**WHAT THE EXERCISE ASKS**
The records that follow must be reproduced in full, exactly as written.

**DATA SHOWN**
____________________

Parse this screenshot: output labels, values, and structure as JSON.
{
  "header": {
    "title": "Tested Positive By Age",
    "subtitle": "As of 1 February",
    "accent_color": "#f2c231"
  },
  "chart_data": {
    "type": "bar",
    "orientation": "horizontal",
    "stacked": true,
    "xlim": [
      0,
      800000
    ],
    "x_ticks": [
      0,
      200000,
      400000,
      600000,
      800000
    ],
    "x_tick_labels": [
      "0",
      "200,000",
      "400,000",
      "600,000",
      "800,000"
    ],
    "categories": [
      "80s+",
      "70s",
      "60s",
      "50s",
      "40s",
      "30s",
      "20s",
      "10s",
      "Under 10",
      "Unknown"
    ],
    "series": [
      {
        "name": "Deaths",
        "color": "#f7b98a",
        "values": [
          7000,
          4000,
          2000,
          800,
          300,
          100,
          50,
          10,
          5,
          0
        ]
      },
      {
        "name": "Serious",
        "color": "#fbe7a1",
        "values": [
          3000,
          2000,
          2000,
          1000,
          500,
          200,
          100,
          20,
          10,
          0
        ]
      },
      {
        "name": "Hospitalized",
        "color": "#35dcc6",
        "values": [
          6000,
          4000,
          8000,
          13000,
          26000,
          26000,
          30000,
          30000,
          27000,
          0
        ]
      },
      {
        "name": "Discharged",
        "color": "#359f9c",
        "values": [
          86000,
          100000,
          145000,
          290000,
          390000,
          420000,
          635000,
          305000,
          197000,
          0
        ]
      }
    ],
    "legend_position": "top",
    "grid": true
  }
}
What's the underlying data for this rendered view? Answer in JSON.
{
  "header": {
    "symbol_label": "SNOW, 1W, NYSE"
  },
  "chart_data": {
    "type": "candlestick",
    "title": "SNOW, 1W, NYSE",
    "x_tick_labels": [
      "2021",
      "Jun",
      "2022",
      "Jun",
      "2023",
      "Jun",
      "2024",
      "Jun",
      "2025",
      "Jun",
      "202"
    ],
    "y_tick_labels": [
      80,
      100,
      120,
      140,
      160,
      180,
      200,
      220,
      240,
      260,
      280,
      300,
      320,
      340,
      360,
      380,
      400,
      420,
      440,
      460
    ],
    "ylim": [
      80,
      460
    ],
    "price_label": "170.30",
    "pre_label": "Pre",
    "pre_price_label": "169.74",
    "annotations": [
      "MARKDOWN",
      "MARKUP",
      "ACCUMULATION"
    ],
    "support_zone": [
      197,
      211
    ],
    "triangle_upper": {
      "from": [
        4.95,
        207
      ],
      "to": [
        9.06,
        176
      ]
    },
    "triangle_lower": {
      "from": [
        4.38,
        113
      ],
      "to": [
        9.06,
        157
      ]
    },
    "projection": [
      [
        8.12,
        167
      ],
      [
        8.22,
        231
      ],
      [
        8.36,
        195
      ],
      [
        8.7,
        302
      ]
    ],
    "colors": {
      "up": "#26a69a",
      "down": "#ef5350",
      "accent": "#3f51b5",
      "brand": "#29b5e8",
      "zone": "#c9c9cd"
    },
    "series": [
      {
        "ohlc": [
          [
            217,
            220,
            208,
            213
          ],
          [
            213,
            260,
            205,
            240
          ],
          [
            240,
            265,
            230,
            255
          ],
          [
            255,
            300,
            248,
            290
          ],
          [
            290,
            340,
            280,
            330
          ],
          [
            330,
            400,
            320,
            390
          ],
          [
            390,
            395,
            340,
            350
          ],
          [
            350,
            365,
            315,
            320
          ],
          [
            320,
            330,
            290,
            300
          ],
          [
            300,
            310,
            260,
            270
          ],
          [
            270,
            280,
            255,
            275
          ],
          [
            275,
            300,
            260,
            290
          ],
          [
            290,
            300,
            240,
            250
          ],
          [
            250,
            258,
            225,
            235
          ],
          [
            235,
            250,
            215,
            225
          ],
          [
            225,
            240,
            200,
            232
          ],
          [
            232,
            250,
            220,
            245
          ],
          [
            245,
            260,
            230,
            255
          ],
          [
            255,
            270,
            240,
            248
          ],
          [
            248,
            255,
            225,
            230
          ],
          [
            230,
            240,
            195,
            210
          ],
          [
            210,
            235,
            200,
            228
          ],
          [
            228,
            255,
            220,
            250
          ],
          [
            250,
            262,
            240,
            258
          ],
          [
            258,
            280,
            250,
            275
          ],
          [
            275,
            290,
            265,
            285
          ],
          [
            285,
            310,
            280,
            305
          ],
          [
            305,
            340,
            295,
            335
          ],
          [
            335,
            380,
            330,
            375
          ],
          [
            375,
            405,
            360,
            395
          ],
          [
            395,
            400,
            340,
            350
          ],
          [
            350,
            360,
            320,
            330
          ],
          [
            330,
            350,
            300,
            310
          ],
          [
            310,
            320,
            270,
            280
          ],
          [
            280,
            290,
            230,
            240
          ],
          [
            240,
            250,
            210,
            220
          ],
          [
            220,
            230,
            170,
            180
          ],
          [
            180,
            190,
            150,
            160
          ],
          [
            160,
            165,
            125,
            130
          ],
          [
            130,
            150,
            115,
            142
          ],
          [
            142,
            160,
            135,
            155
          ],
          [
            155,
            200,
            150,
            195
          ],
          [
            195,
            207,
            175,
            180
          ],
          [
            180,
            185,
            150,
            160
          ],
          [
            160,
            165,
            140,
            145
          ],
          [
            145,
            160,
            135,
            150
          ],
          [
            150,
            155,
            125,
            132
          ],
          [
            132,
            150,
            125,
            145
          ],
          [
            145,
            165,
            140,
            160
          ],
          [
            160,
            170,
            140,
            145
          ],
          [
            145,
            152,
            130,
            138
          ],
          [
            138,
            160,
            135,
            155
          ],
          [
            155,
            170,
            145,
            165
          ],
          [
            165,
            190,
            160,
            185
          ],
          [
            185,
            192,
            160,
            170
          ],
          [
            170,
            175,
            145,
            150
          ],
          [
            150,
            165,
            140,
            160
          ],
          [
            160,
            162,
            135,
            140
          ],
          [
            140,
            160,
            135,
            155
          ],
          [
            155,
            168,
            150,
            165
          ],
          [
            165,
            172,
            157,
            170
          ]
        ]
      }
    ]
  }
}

____________________

**COMPLETE ANSWER**
Parse this screenshot: output labels, values, and structure as JSON.
{
  "header": {
    "title": "Tested Positive By Age",
    "subtitle": "As of 1 February",
    "accent_color": "#f2c231"
  },
  "chart_data": {
    "type": "bar",
    "orientation": "horizontal",
    "stacked": true,
    "xlim": [
      0,
      800000
    ],
    "x_ticks": [
      0,
      200000,
      400000,
      600000,
      800000
    ],
    "x_tick_labels": [
      "0",
      "200,000",
      "400,000",
      "600,000",
      "800,000"
    ],
    "categories": [
      "80s+",
      "70s",
      "60s",
      "50s",
      "40s",
      "30s",
      "20s",
      "10s",
      "Under 10",
      "Unknown"
    ],
    "series": [
      {
        "name": "Deaths",
        "color": "#f7b98a",
        "values": [
          7000,
          4000,
          2000,
          800,
          300,
          100,
          50,
          10,
          5,
          0
        ]
      },
      {
        "name": "Serious",
        "color": "#fbe7a1",
        "values": [
          3000,
          2000,
          2000,
          1000,
          500,
          200,
          100,
          20,
          10,
          0
        ]
      },
      {
        "name": "Hospitalized",
        "color": "#35dcc6",
        "values": [
          6000,
          4000,
          8000,
          13000,
          26000,
          26000,
          30000,
          30000,
          27000,
          0
        ]
      },
      {
        "name": "Discharged",
        "color": "#359f9c",
        "values": [
          86000,
          100000,
          145000,
          290000,
          390000,
          420000,
          635000,
          305000,
          197000,
          0
        ]
      }
    ],
    "legend_position": "top",
    "grid": true
  }
}
What's the underlying data for this rendered view? Answer in JSON.
{
  "header": {
    "symbol_label": "SNOW, 1W, NYSE"
  },
  "chart_data": {
    "type": "candlestick",
    "title": "SNOW, 1W, NYSE",
    "x_tick_labels": [
      "2021",
      "Jun",
      "2022",
      "Jun",
      "2023",
      "Jun",
      "2024",
      "Jun",
      "2025",
      "Jun",
      "202"
    ],
    "y_tick_labels": [
      80,
      100,
      120,
      140,
      160,
      180,
      200,
      220,
      240,
      260,
      280,
      300,
      320,
      340,
      360,
      380,
      400,
      420,
      440,
      460
    ],
    "ylim": [
      80,
      460
    ],
    "price_label": "170.30",
    "pre_label": "Pre",
    "pre_price_label": "169.74",
    "annotations": [
      "MARKDOWN",
      "MARKUP",
      "ACCUMULATION"
    ],
    "support_zone": [
      197,
      211
    ],
    "triangle_upper": {
      "from": [
        4.95,
        207
      ],
      "to": [
        9.06,
        176
      ]
    },
    "triangle_lower": {
      "from": [
        4.38,
        113
      ],
      "to": [
        9.06,
        157
      ]
    },
    "projection": [
      [
        8.12,
        167
      ],
      [
        8.22,
        231
      ],
      [
        8.36,
        195
      ],
      [
        8.7,
        302
      ]
    ],
    "colors": {
      "up": "#26a69a",
      "down": "#ef5350",
      "accent": "#3f51b5",
      "brand": "#29b5e8",
      "zone": "#c9c9cd"
    },
    "series": [
      {
        "ohlc": [
          [
            217,
            220,
            208,
            213
          ],
          [
            213,
            260,
            205,
            240
          ],
          [
            240,
            265,
            230,
            255
          ],
          [
            255,
            300,
            248,
            290
          ],
          [
            290,
            340,
            280,
            330
          ],
          [
            330,
            400,
            320,
            390
          ],
          [
            390,
            395,
            340,
            350
          ],
          [
            350,
            365,
            315,
            320
          ],
          [
            320,
            330,
            290,
            300
          ],
          [
            300,
            310,
            260,
            270
          ],
          [
            270,
            280,
            255,
            275
          ],
          [
            275,
            300,
            260,
            290
          ],
          [
            290,
            300,
            240,
            250
          ],
          [
            250,
            258,
            225,
            235
          ],
          [
            235,
            250,
            215,
            225
          ],
          [
            225,
            240,
            200,
            232
          ],
          [
            232,
            250,
            220,
            245
          ],
          [
            245,
            260,
            230,
            255
          ],
          [
            255,
            270,
            240,
            248
          ],
          [
            248,
            255,
            225,
            230
          ],
          [
            230,
            240,
            195,
            210
          ],
          [
            210,
            235,
            200,
            228
          ],
          [
            228,
            255,
            220,
            250
          ],
          [
            250,
            262,
            240,
            258
          ],
          [
            258,
            280,
            250,
            275
          ],
          [
            275,
            290,
            265,
            285
          ],
          [
            285,
            310,
            280,
            305
          ],
          [
            305,
            340,
            295,
            335
          ],
          [
            335,
            380,
            330,
            375
          ],
          [
            375,
            405,
            360,
            395
          ],
          [
            395,
            400,
            340,
            350
          ],
          [
            350,
            360,
            320,
            330
          ],
          [
            330,
            350,
            300,
            310
          ],
          [
            310,
            320,
            270,
            280
          ],
          [
            280,
            290,
            230,
            240
          ],
          [
            240,
            250,
            210,
            220
          ],
          [
            220,
            230,
            170,
            180
          ],
          [
            180,
            190,
            150,
            160
          ],
          [
            160,
            165,
            125,
            130
          ],
          [
            130,
            150,
            115,
            142
          ],
          [
            142,
            160,
            135,
            155
          ],
          [
            155,
            200,
            150,
            195
          ],
          [
            195,
            207,
            175,
            180
          ],
          [
            180,
            185,
            150,
            160
          ],
          [
            160,
            165,
            140,
            145
          ],
          [
            145,
            160,
            135,
            150
          ],
          [
            150,
            155,
            125,
            132
          ],
          [
            132,
            150,
            125,
            145
          ],
          [
            145,
            165,
            140,
            160
          ],
          [
            160,
            170,
            140,
            145
          ],
          [
            145,
            152,
            130,
            138
          ],
          [
            138,
            160,
            135,
            155
          ],
          [
            155,
            170,
            145,
            165
          ],
          [
            165,
            190,
            160,
            185
          ],
          [
            185,
            192,
            160,
            170
          ],
          [
            170,
            175,
            145,
            150
          ],
          [
            150,
            165,
            140,
            160
          ],
          [
            160,
            162,
            135,
            140
          ],
          [
            140,
            160,
            135,
            155
          ],
          [
            155,
            168,
            150,
            165
          ],
          [
            165,
            172,
            157,
            170
          ]
        ]
      }
    ]
  }
}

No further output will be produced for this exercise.